— Begin —

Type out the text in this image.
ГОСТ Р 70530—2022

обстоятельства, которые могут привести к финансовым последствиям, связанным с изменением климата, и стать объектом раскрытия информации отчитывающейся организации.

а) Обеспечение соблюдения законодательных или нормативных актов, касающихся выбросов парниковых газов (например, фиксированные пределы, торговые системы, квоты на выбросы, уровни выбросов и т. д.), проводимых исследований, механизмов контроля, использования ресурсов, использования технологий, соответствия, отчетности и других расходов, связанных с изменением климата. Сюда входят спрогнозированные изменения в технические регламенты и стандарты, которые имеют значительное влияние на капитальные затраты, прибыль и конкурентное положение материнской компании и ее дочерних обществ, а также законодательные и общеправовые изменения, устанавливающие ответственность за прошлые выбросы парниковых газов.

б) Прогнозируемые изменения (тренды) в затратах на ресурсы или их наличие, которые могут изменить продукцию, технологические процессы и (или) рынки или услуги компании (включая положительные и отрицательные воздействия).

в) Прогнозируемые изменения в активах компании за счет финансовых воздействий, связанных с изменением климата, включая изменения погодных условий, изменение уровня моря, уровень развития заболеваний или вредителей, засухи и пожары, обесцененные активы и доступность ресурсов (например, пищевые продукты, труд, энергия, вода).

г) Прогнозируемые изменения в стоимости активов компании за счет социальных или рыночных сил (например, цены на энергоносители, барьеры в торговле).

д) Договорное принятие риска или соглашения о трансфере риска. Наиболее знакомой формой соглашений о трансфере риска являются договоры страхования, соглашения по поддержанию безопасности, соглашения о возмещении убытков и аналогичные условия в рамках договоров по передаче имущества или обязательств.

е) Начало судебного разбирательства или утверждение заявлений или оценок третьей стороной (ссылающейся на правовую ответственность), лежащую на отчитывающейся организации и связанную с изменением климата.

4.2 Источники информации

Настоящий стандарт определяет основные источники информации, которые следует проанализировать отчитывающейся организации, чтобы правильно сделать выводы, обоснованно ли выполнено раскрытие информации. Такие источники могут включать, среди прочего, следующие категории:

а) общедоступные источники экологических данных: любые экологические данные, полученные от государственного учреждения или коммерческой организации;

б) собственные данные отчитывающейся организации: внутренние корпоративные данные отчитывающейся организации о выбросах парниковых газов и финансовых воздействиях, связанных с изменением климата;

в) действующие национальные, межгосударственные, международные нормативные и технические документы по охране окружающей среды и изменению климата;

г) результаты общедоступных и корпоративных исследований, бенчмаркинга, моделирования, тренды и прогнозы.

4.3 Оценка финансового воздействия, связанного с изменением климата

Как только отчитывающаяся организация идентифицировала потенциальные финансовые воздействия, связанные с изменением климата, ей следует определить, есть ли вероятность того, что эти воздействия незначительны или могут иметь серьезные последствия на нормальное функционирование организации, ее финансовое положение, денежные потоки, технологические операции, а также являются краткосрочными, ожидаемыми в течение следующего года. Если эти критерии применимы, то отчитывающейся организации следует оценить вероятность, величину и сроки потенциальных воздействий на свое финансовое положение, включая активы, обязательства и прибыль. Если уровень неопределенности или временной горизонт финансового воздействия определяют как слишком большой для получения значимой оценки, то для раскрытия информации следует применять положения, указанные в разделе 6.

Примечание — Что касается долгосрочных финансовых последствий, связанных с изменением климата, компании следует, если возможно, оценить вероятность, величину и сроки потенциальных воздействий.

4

— End —

■ Problem ■
Determine how many lines in the data above contain the string "активы". Give nothing except the number.

■ Task output ■
2